[Raw records]

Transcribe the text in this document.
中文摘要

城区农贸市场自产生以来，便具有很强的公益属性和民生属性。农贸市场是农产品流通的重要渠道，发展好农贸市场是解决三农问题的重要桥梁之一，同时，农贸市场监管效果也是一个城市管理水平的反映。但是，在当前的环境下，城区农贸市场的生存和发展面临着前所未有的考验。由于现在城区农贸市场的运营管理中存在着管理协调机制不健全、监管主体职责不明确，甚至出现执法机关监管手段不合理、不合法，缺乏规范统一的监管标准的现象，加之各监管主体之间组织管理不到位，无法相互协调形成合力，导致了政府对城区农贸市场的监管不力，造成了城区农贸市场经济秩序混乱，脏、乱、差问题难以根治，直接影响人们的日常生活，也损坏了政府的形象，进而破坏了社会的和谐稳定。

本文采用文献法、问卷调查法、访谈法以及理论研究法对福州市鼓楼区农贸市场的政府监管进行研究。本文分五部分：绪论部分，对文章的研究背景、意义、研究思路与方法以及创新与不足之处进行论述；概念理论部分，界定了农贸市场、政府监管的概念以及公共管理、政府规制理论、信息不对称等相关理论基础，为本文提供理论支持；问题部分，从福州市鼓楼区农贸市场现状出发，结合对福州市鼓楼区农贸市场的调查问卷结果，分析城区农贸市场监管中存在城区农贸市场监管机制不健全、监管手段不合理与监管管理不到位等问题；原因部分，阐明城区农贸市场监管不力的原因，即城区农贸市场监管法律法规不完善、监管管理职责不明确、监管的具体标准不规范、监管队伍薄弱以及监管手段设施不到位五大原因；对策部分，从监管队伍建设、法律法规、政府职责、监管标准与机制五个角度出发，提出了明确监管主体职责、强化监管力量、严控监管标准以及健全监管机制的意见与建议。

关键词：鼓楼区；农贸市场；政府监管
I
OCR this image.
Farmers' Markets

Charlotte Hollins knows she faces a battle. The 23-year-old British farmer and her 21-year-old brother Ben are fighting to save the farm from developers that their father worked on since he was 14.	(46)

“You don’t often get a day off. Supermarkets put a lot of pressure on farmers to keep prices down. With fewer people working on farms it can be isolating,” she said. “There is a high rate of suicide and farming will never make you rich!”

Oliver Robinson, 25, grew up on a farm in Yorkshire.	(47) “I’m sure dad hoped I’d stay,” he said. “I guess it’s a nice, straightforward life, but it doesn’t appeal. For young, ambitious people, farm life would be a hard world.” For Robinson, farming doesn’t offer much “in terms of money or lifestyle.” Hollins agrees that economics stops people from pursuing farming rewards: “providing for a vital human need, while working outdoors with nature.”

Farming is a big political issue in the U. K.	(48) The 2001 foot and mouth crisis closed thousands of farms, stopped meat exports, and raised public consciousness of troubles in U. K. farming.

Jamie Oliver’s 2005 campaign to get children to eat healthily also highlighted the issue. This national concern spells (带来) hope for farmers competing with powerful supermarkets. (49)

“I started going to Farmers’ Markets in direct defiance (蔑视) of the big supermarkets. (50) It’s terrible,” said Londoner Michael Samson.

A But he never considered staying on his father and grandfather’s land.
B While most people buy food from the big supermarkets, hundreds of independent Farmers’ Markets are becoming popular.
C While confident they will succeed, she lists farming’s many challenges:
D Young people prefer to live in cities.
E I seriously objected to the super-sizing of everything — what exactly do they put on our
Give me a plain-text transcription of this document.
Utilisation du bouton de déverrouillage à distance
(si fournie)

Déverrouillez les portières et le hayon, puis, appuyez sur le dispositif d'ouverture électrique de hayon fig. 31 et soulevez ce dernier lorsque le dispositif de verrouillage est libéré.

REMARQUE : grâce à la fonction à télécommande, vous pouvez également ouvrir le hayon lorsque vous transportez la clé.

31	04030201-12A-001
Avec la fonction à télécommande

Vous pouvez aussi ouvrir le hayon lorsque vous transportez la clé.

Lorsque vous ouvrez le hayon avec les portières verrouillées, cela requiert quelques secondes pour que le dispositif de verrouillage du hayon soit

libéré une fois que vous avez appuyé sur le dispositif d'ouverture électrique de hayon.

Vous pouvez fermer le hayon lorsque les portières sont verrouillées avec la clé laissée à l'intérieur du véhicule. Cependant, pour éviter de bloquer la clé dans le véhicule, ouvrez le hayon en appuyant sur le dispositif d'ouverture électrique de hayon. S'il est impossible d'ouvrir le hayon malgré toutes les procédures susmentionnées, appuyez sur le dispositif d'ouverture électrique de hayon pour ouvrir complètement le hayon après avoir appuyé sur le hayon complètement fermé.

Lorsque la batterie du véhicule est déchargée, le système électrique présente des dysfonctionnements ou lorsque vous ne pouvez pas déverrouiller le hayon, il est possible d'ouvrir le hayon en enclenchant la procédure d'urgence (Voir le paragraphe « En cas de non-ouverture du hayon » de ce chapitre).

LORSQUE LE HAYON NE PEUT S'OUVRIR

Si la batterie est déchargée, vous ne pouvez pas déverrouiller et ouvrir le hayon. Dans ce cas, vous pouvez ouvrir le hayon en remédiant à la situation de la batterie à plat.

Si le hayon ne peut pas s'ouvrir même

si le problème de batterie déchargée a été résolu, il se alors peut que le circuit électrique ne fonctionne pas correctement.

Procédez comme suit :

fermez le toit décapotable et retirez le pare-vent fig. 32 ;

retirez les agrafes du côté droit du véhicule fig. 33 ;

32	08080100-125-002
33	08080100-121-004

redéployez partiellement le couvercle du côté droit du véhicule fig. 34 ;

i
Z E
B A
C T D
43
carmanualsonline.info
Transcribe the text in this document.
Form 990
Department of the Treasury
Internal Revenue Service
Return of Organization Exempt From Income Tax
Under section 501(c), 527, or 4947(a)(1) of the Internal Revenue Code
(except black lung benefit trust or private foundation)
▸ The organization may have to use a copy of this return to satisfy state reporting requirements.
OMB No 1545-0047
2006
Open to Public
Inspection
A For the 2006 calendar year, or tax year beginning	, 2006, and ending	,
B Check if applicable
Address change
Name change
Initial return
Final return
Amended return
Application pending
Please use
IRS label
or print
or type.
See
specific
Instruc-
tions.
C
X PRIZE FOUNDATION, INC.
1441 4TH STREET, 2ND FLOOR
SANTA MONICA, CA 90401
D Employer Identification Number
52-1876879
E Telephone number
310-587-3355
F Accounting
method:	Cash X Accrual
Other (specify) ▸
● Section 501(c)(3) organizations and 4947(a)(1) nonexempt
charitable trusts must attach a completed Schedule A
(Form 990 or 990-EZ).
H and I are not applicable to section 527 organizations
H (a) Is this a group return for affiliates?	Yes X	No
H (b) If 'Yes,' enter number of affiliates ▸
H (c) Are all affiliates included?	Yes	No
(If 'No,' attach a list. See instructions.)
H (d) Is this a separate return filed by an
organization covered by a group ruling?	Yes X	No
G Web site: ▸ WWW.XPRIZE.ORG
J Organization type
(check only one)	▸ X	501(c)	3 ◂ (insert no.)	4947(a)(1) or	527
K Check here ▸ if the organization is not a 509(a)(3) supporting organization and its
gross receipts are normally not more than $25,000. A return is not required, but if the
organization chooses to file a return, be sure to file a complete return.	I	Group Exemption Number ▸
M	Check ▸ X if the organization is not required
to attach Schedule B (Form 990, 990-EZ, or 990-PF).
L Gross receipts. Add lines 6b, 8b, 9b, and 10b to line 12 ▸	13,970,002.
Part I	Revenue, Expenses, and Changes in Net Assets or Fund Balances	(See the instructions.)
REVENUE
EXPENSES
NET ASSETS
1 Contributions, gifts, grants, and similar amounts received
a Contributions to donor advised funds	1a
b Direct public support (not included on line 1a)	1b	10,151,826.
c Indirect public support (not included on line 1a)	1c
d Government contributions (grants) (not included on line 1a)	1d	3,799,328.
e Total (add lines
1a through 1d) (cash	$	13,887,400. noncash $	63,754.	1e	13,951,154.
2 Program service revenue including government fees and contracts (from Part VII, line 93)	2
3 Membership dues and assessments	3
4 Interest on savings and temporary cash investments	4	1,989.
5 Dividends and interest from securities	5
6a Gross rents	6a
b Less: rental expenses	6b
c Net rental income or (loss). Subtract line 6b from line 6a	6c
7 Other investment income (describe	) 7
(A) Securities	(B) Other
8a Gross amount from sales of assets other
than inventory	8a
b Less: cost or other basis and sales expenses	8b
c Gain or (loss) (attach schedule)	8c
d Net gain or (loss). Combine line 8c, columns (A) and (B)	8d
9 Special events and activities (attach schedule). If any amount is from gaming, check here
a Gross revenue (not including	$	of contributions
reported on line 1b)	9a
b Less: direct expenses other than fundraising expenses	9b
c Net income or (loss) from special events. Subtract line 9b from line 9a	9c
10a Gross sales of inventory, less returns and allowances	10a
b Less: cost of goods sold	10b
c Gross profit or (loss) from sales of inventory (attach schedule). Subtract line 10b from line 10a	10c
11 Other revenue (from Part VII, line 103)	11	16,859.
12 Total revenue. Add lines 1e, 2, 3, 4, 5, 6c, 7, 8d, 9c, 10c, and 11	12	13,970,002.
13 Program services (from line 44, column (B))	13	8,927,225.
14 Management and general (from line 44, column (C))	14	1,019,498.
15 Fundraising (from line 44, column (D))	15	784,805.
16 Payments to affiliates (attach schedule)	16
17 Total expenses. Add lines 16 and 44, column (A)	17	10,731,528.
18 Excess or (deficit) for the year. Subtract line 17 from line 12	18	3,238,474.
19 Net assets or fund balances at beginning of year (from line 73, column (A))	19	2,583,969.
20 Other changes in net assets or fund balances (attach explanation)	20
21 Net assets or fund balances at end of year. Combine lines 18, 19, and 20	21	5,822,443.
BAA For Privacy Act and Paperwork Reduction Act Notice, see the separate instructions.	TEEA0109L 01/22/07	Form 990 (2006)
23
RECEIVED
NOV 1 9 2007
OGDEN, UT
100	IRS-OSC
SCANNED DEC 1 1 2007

§ The problem
Identify each line in the entries with the word "batterie" and copy it.

§ Complete answer
Lorsque la batterie du véhicule est déchargée, le système électrique présente des dysfonctionnements ou lorsque vous ne pouvez pas déverrouiller le hayon, il est possible d'ouvrir le hayon en enclenchant la procédure d'urgence (Voir le paragraphe « En cas de non-ouverture du hayon » de ce chapitre).
Si la batterie est déchargée, vous ne pouvez pas déverrouiller et ouvrir le hayon. Dans ce cas, vous pouvez ouvrir le hayon en remédiant à la situation de la batterie à plat.
si le problème de batterie déchargée a été résolu, il se alors peut que le circuit électrique ne fonctionne pas correctement.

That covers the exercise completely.